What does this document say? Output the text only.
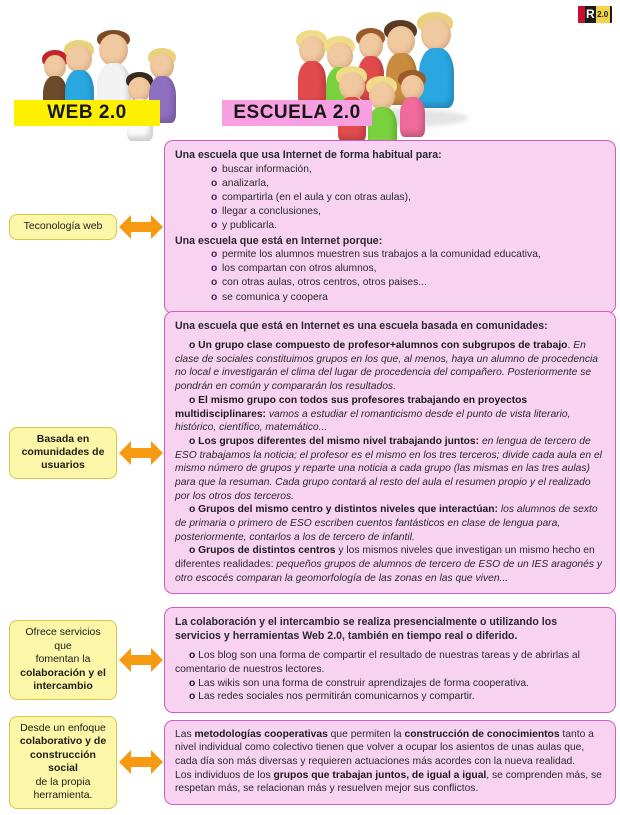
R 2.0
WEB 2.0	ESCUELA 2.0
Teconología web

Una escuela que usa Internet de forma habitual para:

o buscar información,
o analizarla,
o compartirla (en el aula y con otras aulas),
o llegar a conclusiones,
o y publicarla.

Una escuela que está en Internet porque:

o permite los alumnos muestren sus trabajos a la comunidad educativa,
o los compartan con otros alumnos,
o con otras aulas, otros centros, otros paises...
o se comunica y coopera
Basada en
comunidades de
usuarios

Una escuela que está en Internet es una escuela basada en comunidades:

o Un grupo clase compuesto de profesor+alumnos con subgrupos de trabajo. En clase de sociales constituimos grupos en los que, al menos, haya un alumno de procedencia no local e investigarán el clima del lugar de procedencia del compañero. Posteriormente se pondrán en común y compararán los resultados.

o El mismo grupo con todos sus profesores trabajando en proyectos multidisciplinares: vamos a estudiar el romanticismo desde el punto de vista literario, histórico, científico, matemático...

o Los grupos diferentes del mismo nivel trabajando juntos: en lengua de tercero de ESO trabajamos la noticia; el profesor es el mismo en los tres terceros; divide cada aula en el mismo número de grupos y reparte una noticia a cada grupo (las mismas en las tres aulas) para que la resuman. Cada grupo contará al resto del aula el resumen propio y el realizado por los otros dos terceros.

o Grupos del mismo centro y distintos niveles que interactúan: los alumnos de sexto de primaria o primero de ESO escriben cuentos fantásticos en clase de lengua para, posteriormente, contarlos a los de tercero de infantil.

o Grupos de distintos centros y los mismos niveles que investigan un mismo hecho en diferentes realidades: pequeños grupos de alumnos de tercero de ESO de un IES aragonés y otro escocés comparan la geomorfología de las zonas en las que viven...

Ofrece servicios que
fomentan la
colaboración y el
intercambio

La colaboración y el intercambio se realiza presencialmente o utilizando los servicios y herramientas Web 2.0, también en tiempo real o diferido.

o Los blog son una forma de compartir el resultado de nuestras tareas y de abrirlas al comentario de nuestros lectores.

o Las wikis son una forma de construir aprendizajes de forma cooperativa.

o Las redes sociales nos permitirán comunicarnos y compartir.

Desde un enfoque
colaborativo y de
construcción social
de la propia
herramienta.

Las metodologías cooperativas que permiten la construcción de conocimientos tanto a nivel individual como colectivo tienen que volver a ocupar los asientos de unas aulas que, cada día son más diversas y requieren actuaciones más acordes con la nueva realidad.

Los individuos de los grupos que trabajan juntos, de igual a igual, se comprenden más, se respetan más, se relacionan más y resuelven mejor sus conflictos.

________________

**WRITTEN TASK**
Leave out every line without the string "otras" and copy the rest.

**FINAL RESULT**
o compartirla (en el aula y con otras aulas),
o con otras aulas, otros centros, otros paises...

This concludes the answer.